**Given task**.
Write the material out again, line by line, exactly as it is.

**Rows**.
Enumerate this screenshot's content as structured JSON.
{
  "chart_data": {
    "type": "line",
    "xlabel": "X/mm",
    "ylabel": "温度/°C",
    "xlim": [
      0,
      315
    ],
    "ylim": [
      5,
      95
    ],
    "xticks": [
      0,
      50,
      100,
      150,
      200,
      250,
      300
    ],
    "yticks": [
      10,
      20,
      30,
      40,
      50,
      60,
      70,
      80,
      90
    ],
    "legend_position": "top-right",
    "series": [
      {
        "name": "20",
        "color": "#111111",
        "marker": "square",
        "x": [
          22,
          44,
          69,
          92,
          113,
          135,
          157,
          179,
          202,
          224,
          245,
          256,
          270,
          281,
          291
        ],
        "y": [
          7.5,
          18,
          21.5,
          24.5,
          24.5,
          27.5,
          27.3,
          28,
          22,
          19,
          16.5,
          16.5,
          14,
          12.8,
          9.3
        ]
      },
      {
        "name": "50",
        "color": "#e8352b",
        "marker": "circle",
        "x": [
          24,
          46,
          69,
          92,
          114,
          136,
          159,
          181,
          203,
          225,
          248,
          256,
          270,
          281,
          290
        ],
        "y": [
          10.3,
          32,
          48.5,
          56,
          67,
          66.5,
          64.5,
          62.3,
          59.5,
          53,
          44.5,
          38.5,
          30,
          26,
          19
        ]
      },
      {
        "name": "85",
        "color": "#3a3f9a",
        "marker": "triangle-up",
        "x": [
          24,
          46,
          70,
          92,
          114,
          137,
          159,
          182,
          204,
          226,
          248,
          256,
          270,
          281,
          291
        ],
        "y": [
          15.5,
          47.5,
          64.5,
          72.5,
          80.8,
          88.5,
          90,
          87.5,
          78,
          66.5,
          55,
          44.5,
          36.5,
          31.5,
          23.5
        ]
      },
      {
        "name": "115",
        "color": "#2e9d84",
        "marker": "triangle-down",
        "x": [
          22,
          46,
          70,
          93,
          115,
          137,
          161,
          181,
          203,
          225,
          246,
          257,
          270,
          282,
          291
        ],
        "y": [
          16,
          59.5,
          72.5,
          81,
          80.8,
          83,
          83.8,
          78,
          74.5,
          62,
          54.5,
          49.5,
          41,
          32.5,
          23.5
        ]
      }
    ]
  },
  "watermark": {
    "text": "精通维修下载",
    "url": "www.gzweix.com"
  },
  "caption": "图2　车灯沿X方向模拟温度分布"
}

**Answer below**.
Enumerate this screenshot's content as structured JSON.
{
  "chart_data": {
    "type": "line",
    "xlabel": "X/mm",
    "ylabel": "温度/°C",
    "xlim": [
      0,
      315
    ],
    "ylim": [
      5,
      95
    ],
    "xticks": [
      0,
      50,
      100,
      150,
      200,
      250,
      300
    ],
    "yticks": [
      10,
      20,
      30,
      40,
      50,
      60,
      70,
      80,
      90
    ],
    "legend_position": "top-right",
    "series": [
      {
        "name": "20",
        "color": "#111111",
        "marker": "square",
        "x": [
          22,
          44,
          69,
          92,
          113,
          135,
          157,
          179,
          202,
          224,
          245,
          256,
          270,
          281,
          291
        ],
        "y": [
          7.5,
          18,
          21.5,
          24.5,
          24.5,
          27.5,
          27.3,
          28,
          22,
          19,
          16.5,
          16.5,
          14,
          12.8,
          9.3
        ]
      },
      {
        "name": "50",
        "color": "#e8352b",
        "marker": "circle",
        "x": [
          24,
          46,
          69,
          92,
          114,
          136,
          159,
          181,
          203,
          225,
          248,
          256,
          270,
          281,
          290
        ],
        "y": [
          10.3,
          32,
          48.5,
          56,
          67,
          66.5,
          64.5,
          62.3,
          59.5,
          53,
          44.5,
          38.5,
          30,
          26,
          19
        ]
      },
      {
        "name": "85",
        "color": "#3a3f9a",
        "marker": "triangle-up",
        "x": [
          24,
          46,
          70,
          92,
          114,
          137,
          159,
          182,
          204,
          226,
          248,
          256,
          270,
          281,
          291
        ],
        "y": [
          15.5,
          47.5,
          64.5,
          72.5,
          80.8,
          88.5,
          90,
          87.5,
          78,
          66.5,
          55,
          44.5,
          36.5,
          31.5,
          23.5
        ]
      },
      {
        "name": "115",
        "color": "#2e9d84",
        "marker": "triangle-down",
        "x": [
          22,
          46,
          70,
          93,
          115,
          137,
          161,
          181,
          203,
          225,
          246,
          257,
          270,
          282,
          291
        ],
        "y": [
          16,
          59.5,
          72.5,
          81,
          80.8,
          83,
          83.8,
          78,
          74.5,
          62,
          54.5,
          49.5,
          41,
          32.5,
          23.5
        ]
      }
    ]
  },
  "watermark": {
    "text": "精通维修下载",
    "url": "www.gzweix.com"
  },
  "caption": "图2　车灯沿X方向模拟温度分布"
}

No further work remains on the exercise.